_Task description:_ Repeat each entry as written, dropping any picture you find.

_Material for this exercise:_
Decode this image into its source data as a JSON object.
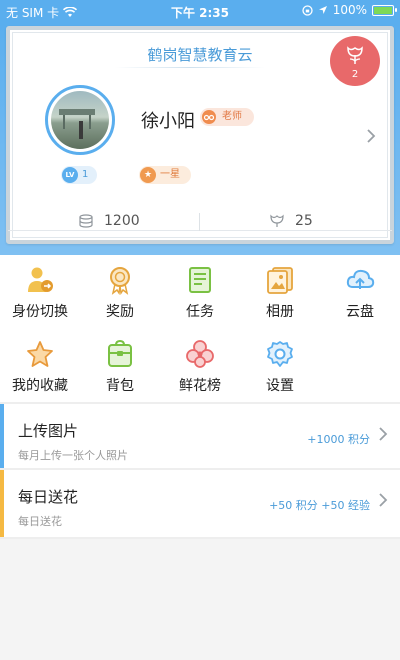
{
  "status_bar": {
    "carrier": "无 SIM 卡",
    "time": "下午 2:35",
    "battery": "100%"
  },
  "profile": {
    "school": "鹤岗智慧教育云",
    "name": "徐小阳",
    "role": "老师",
    "level_icon": "LV",
    "level": "1",
    "star_rank": "一星",
    "points": "1200",
    "flowers": "25",
    "flower_badge_count": "2"
  },
  "menu": {
    "items": [
      {
        "label": "身份切换",
        "icon": "switch-identity-icon"
      },
      {
        "label": "奖励",
        "icon": "award-medal-icon"
      },
      {
        "label": "任务",
        "icon": "task-list-icon"
      },
      {
        "label": "相册",
        "icon": "photo-album-icon"
      },
      {
        "label": "云盘",
        "icon": "cloud-upload-icon"
      },
      {
        "label": "我的收藏",
        "icon": "star-icon"
      },
      {
        "label": "背包",
        "icon": "backpack-icon"
      },
      {
        "label": "鲜花榜",
        "icon": "flower-icon"
      },
      {
        "label": "设置",
        "icon": "gear-icon"
      }
    ]
  },
  "tasks": [
    {
      "title": "上传图片",
      "desc": "每月上传一张个人照片",
      "reward": "+1000 积分",
      "stripe_color": "#5aaeee"
    },
    {
      "title": "每日送花",
      "desc": "每日送花",
      "reward": "+50 积分 +50 经验",
      "stripe_color": "#f5b942"
    }
  ],
  "colors": {
    "accent": "#5aaeee",
    "flower_badge": "#e8696a",
    "role_tag": "#f08c4e"
  }
}
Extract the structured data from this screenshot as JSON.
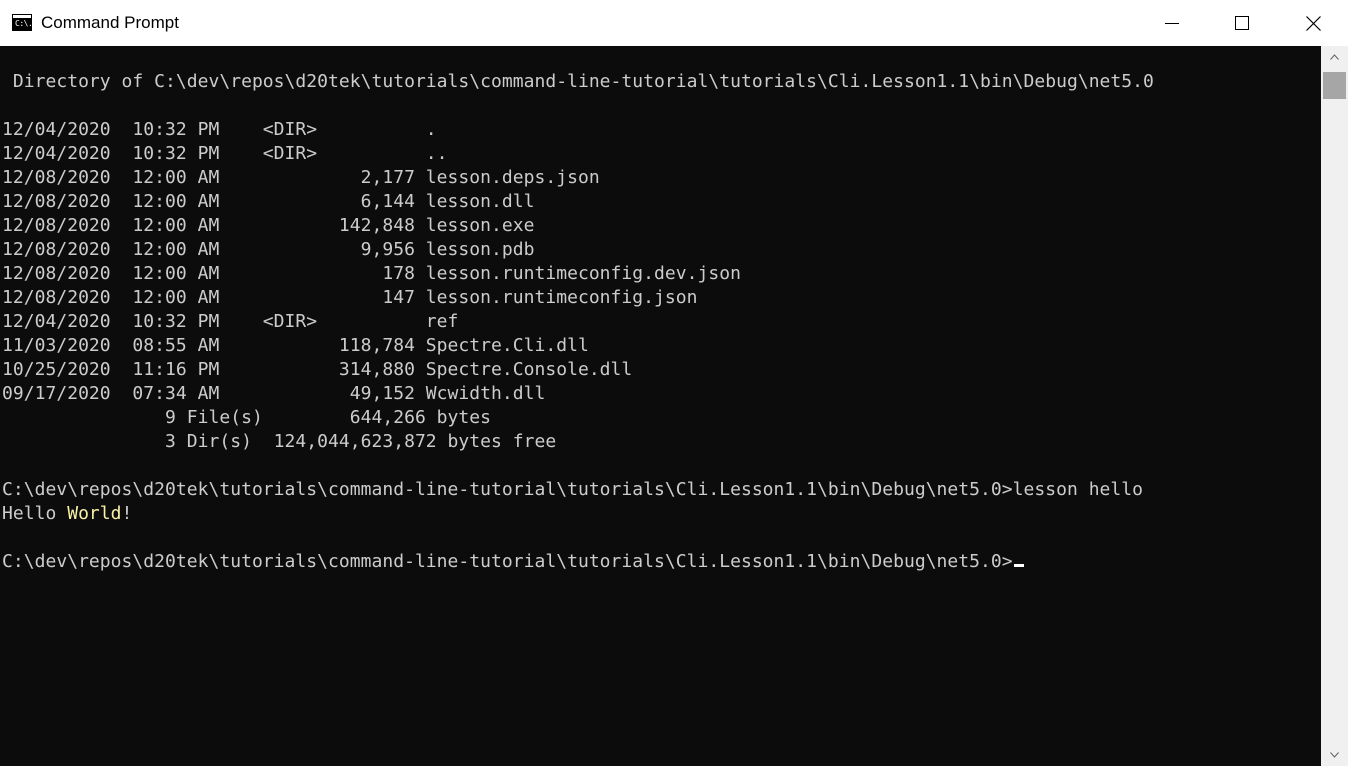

_Task output:_
Decode this image into its source data as a JSON object.
{
  "status_bar": {
    "carrier": "无 SIM 卡",
    "time": "下午 2:35",
    "battery": "100%"
  },
  "profile": {
    "school": "鹤岗智慧教育云",
    "name": "徐小阳",
    "role": "老师",
    "level_icon": "LV",
    "level": "1",
    "star_rank": "一星",
    "points": "1200",
    "flowers": "25",
    "flower_badge_count": "2"
  },
  "menu": {
    "items": [
      {
        "label": "身份切换",
        "icon": "switch-identity-icon"
      },
      {
        "label": "奖励",
        "icon": "award-medal-icon"
      },
      {
        "label": "任务",
        "icon": "task-list-icon"
      },
      {
        "label": "相册",
        "icon": "photo-album-icon"
      },
      {
        "label": "云盘",
        "icon": "cloud-upload-icon"
      },
      {
        "label": "我的收藏",
        "icon": "star-icon"
      },
      {
        "label": "背包",
        "icon": "backpack-icon"
      },
      {
        "label": "鲜花榜",
        "icon": "flower-icon"
      },
      {
        "label": "设置",
        "icon": "gear-icon"
      }
    ]
  },
  "tasks": [
    {
      "title": "上传图片",
      "desc": "每月上传一张个人照片",
      "reward": "+1000 积分",
      "stripe_color": "#5aaeee"
    },
    {
      "title": "每日送花",
      "desc": "每日送花",
      "reward": "+50 积分 +50 经验",
      "stripe_color": "#f5b942"
    }
  ],
  "colors": {
    "accent": "#5aaeee",
    "flower_badge": "#e8696a",
    "role_tag": "#f08c4e"
  }
}
Extract the structured data from this screenshot as JSON.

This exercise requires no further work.